--- Start INFORMATION GIVEN ---
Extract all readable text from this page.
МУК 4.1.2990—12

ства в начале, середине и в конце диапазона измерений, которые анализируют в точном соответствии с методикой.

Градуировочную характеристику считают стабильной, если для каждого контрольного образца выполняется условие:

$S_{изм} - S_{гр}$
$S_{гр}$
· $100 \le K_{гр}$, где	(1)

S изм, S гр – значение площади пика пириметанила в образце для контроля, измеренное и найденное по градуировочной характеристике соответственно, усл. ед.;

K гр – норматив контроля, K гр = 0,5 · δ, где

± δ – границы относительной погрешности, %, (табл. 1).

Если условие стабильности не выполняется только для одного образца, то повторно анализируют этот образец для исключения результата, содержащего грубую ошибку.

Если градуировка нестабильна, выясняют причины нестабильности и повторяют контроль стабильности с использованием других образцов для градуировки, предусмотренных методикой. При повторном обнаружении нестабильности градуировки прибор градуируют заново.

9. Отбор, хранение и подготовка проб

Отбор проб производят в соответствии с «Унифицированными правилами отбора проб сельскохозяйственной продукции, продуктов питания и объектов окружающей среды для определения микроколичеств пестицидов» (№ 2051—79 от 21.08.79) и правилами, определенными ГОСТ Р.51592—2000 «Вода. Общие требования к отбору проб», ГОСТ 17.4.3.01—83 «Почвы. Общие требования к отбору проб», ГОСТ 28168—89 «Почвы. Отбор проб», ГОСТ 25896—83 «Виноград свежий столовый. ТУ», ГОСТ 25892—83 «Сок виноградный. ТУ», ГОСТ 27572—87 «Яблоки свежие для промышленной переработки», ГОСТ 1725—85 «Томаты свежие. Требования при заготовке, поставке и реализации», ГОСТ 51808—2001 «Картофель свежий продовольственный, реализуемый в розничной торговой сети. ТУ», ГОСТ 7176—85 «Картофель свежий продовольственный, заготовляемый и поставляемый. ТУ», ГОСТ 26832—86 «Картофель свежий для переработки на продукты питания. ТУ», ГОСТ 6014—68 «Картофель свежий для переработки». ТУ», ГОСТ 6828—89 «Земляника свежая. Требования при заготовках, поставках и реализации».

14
--- End INFORMATION GIVEN ---
> EXERCISE: Among the lines of the data, identify those with the word "условие". Copy each of them.

> RESPONSE:
Градуировочную характеристику считают стабильной, если для каждого контрольного образца выполняется условие:
Если условие стабильности не выполняется только для одного образца, то повторно анализируют этот образец для исключения результата, содержащего грубую ошибку.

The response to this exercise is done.